> **GIVEN TASK**
Check each line below for the word "Arias" and give the number of lines that have it, nothing more.

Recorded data
--- --- ---

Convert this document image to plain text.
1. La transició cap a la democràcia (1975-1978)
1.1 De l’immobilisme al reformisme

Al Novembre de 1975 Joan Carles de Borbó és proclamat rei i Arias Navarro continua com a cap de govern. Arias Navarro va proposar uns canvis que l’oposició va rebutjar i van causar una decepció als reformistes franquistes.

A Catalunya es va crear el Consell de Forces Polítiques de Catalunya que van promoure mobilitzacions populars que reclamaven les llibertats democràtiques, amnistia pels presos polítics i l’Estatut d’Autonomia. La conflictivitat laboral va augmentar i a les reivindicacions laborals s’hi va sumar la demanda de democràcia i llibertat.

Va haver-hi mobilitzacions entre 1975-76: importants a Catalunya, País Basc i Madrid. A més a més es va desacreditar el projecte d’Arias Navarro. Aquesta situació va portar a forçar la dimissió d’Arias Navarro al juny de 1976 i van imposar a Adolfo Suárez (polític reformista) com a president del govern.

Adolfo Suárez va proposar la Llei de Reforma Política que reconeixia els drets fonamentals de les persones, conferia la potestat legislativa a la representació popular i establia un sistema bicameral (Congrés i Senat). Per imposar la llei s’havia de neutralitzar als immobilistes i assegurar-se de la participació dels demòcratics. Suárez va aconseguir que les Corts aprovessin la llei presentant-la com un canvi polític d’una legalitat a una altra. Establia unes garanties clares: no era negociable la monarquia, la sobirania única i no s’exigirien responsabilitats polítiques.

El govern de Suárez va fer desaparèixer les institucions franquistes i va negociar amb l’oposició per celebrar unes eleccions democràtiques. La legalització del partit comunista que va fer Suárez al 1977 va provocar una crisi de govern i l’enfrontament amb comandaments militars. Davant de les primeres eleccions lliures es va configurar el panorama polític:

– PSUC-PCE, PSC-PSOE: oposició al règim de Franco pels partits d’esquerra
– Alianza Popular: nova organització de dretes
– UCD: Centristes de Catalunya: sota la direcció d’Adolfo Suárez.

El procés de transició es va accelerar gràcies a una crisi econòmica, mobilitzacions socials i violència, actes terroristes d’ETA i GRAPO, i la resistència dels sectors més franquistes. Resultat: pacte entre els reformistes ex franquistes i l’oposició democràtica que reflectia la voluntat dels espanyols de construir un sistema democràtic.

--- --- ---

> **WRITTEN ANSWER**
2